#### Records provided:
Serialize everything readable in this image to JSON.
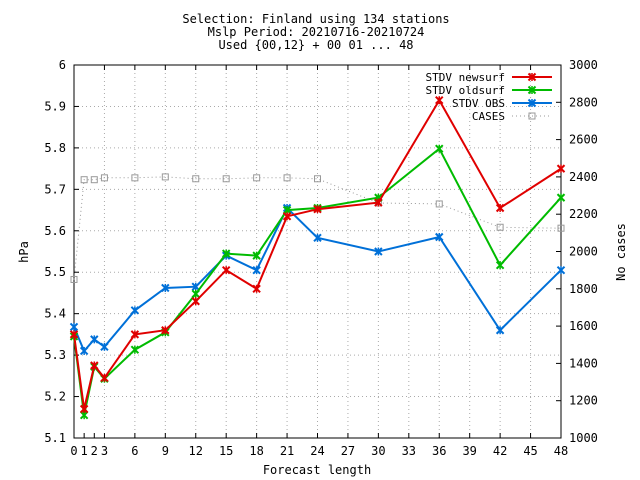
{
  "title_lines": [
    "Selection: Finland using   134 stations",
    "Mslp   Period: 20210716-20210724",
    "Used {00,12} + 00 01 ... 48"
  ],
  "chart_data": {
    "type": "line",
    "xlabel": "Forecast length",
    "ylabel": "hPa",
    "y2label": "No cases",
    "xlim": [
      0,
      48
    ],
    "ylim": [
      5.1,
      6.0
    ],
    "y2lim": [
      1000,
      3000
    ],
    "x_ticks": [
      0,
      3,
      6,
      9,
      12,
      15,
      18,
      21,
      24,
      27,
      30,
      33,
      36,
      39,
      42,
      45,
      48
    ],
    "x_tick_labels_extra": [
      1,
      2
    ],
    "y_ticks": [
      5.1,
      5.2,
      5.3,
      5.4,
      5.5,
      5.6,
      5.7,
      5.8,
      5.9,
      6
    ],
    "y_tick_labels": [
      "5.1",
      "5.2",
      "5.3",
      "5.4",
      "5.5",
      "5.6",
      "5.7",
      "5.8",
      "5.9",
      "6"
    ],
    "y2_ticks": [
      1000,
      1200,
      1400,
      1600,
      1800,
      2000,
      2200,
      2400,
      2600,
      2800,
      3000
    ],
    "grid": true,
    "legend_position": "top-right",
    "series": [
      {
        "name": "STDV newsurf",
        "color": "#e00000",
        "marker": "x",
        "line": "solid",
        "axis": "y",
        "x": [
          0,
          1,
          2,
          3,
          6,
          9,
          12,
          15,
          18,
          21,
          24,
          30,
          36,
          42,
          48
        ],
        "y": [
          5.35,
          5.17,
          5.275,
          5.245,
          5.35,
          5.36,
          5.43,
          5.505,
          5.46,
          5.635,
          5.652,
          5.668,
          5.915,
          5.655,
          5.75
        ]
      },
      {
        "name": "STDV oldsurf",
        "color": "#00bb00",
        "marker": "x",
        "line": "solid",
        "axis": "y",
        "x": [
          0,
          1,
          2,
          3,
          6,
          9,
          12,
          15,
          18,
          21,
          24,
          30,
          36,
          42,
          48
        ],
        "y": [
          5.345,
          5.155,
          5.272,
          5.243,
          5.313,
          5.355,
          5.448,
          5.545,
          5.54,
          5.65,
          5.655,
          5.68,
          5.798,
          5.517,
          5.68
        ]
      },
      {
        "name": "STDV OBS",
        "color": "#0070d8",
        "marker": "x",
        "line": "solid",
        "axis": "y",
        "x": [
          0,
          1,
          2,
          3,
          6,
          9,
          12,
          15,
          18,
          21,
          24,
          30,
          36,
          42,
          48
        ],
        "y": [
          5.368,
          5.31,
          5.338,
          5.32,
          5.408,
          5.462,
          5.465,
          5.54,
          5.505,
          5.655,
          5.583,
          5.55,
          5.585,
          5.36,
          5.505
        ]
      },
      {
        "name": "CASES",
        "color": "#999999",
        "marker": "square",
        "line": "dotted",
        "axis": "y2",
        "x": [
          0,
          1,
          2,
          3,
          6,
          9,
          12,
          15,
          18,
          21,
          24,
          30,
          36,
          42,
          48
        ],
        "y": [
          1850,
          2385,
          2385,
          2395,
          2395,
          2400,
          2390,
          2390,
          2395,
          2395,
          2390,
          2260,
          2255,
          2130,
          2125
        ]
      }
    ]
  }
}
* * *
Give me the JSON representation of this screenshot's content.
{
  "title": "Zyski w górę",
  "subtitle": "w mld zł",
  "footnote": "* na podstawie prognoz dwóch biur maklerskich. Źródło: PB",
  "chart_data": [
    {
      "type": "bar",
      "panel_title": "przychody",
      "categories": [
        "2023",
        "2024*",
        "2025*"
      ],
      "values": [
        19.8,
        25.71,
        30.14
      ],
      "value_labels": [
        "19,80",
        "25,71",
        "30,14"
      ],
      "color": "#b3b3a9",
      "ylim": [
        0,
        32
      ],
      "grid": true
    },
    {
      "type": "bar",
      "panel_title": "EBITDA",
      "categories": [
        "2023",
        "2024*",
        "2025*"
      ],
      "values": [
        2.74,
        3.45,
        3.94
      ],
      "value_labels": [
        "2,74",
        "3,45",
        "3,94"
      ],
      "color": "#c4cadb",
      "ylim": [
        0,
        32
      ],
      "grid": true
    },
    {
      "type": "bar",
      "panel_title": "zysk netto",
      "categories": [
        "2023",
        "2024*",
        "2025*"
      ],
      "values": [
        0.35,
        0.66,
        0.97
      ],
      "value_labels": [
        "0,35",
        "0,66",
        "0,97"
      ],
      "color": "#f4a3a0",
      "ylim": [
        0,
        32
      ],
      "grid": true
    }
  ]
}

#### What you have to do:
Find the word "this" in the data and copy out each line where it turns up.

#### Final answer:
Serialize everything readable in this image to JSON.
Give me the JSON representation of this screenshot's content.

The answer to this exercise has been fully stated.